*Task input*
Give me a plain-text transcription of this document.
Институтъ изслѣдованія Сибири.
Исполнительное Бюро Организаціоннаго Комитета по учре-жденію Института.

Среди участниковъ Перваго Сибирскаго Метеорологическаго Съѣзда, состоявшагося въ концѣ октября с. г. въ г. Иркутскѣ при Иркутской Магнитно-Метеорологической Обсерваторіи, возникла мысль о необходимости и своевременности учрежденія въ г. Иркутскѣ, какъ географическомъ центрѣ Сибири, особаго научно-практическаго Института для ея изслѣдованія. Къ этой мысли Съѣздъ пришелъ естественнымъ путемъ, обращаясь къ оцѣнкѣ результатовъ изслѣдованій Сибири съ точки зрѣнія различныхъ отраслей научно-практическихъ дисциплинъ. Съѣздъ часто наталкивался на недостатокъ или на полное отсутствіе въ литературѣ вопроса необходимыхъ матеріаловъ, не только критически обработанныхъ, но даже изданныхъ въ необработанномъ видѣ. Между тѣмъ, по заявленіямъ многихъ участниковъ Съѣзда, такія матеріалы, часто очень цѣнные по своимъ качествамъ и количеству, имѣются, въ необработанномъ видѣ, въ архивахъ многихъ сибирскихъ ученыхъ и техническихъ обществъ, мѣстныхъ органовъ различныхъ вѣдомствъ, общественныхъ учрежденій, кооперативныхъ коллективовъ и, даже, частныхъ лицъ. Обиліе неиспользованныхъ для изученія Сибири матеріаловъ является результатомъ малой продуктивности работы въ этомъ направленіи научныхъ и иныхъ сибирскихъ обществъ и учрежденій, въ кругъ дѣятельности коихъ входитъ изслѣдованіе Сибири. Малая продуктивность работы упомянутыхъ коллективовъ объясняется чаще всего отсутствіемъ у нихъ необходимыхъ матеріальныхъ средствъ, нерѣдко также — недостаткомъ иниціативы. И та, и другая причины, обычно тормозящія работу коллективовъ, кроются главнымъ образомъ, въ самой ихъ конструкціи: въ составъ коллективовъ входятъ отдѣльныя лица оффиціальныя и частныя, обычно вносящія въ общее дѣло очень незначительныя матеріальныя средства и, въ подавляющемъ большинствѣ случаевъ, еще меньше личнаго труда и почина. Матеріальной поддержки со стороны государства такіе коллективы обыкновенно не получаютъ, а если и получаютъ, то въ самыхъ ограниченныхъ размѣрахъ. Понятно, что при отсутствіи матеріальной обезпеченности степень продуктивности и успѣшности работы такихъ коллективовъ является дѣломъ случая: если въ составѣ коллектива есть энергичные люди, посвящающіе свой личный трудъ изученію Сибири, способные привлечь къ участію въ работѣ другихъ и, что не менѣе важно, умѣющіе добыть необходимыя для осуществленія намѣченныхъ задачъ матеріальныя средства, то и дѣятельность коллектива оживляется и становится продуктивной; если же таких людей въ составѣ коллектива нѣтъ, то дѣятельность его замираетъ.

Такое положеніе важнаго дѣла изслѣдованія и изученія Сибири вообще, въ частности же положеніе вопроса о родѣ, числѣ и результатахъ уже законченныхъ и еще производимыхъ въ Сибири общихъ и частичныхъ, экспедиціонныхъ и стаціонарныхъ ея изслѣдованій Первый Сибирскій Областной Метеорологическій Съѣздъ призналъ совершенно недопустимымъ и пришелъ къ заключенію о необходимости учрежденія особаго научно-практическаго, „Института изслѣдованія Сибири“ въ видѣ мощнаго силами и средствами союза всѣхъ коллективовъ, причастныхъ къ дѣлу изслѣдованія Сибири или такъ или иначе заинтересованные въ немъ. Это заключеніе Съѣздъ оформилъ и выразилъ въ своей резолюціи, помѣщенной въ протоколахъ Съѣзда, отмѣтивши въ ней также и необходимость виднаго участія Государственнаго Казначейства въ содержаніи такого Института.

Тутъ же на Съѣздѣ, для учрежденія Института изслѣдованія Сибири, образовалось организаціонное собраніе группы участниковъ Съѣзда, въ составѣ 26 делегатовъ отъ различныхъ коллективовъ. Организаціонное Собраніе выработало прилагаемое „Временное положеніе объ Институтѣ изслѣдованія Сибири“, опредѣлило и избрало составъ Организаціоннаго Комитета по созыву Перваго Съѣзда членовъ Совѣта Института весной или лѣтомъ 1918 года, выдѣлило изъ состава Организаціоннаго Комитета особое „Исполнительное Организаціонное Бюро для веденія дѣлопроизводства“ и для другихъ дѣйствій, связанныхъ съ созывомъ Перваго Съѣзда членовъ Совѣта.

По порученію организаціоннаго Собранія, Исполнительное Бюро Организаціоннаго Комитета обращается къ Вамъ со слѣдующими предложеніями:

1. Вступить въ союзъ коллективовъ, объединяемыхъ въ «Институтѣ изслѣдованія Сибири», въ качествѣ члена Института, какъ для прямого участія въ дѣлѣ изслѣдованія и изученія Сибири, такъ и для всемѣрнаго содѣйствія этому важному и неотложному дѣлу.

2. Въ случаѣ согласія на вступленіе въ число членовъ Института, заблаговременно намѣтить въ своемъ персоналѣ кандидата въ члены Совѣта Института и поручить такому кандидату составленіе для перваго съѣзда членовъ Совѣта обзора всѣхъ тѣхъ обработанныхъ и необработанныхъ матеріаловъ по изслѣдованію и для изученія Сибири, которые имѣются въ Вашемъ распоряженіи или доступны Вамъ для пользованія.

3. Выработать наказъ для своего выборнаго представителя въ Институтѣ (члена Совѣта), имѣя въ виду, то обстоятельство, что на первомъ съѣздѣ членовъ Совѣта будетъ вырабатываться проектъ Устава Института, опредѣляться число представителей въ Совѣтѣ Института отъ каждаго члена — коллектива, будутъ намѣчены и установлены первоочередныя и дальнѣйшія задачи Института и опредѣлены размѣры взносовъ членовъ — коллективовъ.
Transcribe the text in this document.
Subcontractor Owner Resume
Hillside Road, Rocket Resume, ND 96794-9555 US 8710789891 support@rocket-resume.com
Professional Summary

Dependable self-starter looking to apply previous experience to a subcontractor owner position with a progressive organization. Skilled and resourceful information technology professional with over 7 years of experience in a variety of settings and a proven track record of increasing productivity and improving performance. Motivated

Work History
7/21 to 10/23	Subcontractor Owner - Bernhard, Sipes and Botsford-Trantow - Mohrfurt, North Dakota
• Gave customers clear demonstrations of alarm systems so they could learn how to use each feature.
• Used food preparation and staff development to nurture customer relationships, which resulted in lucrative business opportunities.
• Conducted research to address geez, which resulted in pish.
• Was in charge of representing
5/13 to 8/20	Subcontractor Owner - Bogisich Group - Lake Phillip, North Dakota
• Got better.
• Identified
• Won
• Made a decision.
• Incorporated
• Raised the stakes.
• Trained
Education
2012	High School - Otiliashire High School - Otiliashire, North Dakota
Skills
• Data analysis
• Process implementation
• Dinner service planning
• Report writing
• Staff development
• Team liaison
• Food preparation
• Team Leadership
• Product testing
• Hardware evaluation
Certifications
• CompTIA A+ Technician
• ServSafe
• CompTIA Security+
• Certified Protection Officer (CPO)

*Directions for this task*
Check each line of the records for the word "члена" and extract those that contain it.

*Written solution*
1. Вступить въ союзъ коллективовъ, объединяемыхъ въ «Институтѣ изслѣдованія Сибири», въ качествѣ члена Института, какъ для прямого участія въ дѣлѣ изслѣдованія и изученія Сибири, такъ и для всемѣрнаго содѣйствія этому важному и неотложному дѣлу.
3. Выработать наказъ для своего выборнаго представителя въ Институтѣ (члена Совѣта), имѣя въ виду, то обстоятельство, что на первомъ съѣздѣ членовъ Совѣта будетъ вырабатываться проектъ Устава Института, опредѣляться число представителей въ Совѣтѣ Института отъ каждаго члена — коллектива, будутъ намѣчены и установлены первоочередныя и дальнѣйшія задачи Института и опредѣлены размѣры взносовъ членовъ — коллективовъ.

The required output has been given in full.